Given problem
In the records that follow, locate every line with "color" and extract it.

Records from a collection
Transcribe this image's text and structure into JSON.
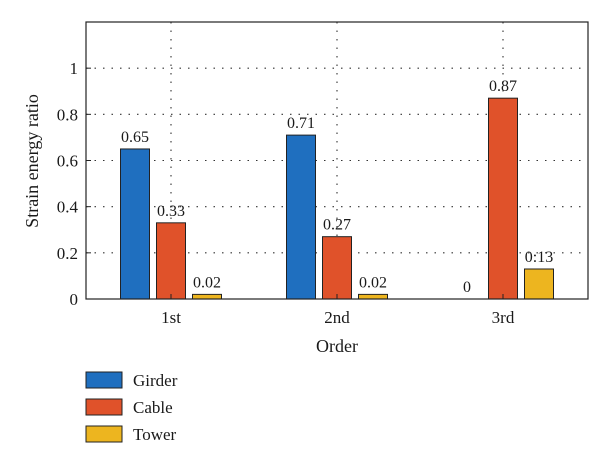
{
  "chart_data": {
    "type": "bar",
    "categories": [
      "1st",
      "2nd",
      "3rd"
    ],
    "series": [
      {
        "name": "Girder",
        "values": [
          0.65,
          0.71,
          0
        ],
        "color": "#1f6fbf"
      },
      {
        "name": "Cable",
        "values": [
          0.33,
          0.27,
          0.87
        ],
        "color": "#e0522a"
      },
      {
        "name": "Tower",
        "values": [
          0.02,
          0.02,
          0.13
        ],
        "color": "#edb51f"
      }
    ],
    "data_labels": [
      [
        "0.65",
        "0.33",
        "0.02"
      ],
      [
        "0.71",
        "0.27",
        "0.02"
      ],
      [
        "0",
        "0.87",
        "0:13"
      ]
    ],
    "xlabel": "Order",
    "ylabel": "Strain energy ratio",
    "ylim": [
      0,
      1.2
    ],
    "yticks": [
      {
        "value": 0,
        "label": "0"
      },
      {
        "value": 0.2,
        "label": "0.2"
      },
      {
        "value": 0.4,
        "label": "0.4"
      },
      {
        "value": 0.6,
        "label": "0.6"
      },
      {
        "value": 0.8,
        "label": "0.8"
      },
      {
        "value": 1,
        "label": "1"
      }
    ],
    "grid": true,
    "legend": "below"
  }
}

Result of this exercise
        "color": "#1f6fbf"
        "color": "#e0522a"
        "color": "#edb51f"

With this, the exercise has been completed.